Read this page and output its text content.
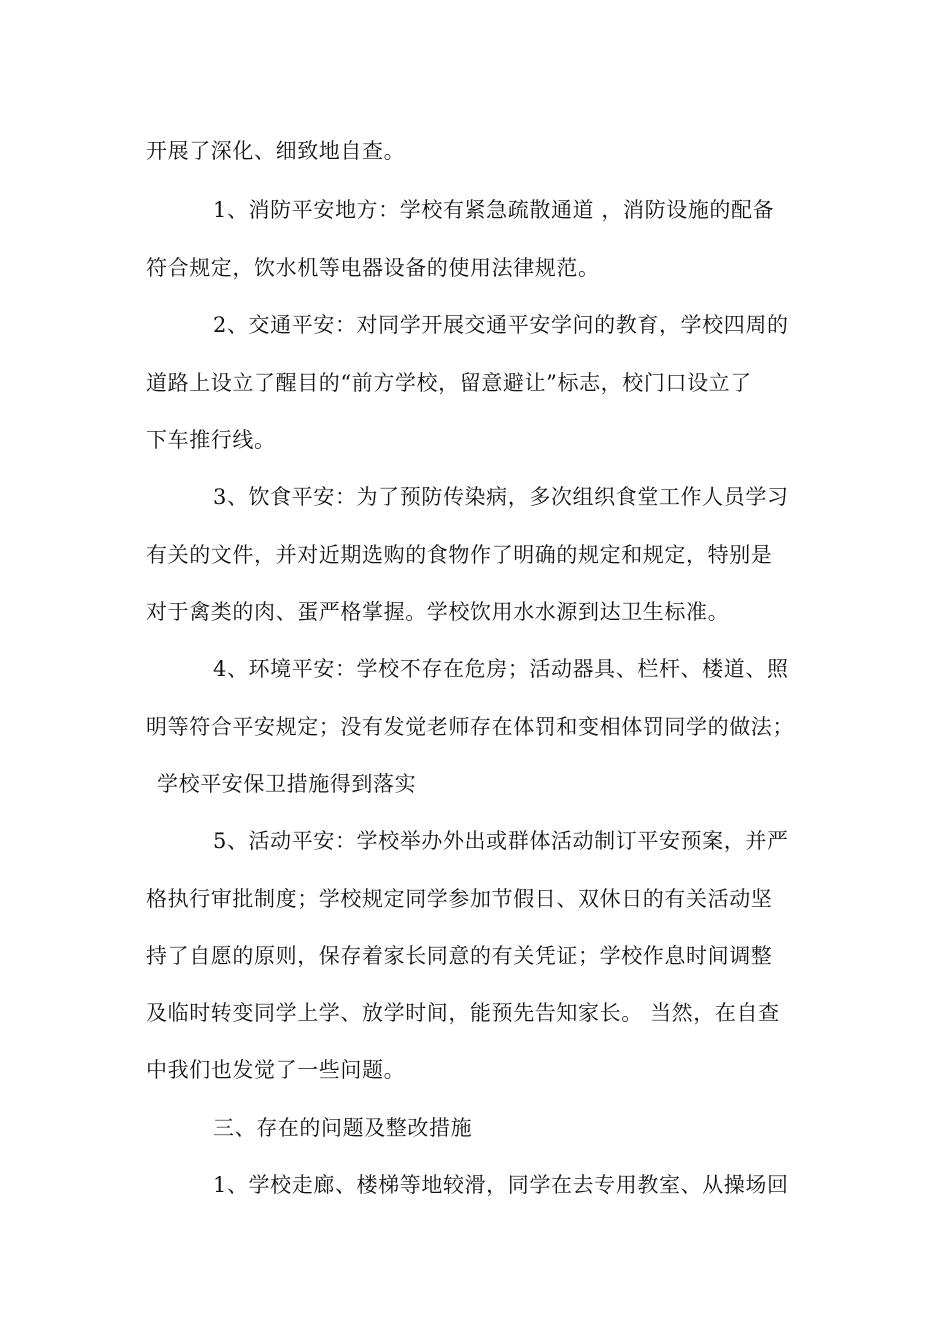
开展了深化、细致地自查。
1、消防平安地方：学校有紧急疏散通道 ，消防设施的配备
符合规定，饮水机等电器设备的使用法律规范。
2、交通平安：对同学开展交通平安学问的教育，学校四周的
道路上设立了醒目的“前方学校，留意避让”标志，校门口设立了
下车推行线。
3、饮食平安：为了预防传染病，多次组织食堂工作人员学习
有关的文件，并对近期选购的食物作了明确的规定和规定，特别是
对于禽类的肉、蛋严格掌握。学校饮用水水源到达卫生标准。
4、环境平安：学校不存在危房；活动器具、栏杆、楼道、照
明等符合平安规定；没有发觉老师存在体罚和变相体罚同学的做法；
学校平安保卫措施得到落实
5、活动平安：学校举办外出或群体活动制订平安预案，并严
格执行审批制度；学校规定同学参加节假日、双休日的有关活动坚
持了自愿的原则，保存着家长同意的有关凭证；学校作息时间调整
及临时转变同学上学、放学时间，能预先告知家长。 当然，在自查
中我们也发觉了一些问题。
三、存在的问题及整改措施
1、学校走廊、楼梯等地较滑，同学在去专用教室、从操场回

########################################

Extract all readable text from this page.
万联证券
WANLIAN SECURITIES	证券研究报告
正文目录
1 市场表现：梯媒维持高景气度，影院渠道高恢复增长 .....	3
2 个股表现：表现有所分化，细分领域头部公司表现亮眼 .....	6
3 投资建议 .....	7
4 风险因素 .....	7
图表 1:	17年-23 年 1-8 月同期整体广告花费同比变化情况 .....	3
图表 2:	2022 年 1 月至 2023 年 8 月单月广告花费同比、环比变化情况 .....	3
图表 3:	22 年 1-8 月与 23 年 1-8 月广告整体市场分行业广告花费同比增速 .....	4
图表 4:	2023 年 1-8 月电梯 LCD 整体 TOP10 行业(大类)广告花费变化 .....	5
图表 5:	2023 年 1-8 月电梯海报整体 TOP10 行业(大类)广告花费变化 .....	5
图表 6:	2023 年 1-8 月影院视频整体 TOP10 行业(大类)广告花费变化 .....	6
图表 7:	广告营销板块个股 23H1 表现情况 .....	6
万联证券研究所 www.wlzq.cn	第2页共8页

########################################

** GIVEN TASK **
Pull out all lines of the data with the string "this".

** ANSWER **
Read this page and output its text content.
Extract all readable text from this page.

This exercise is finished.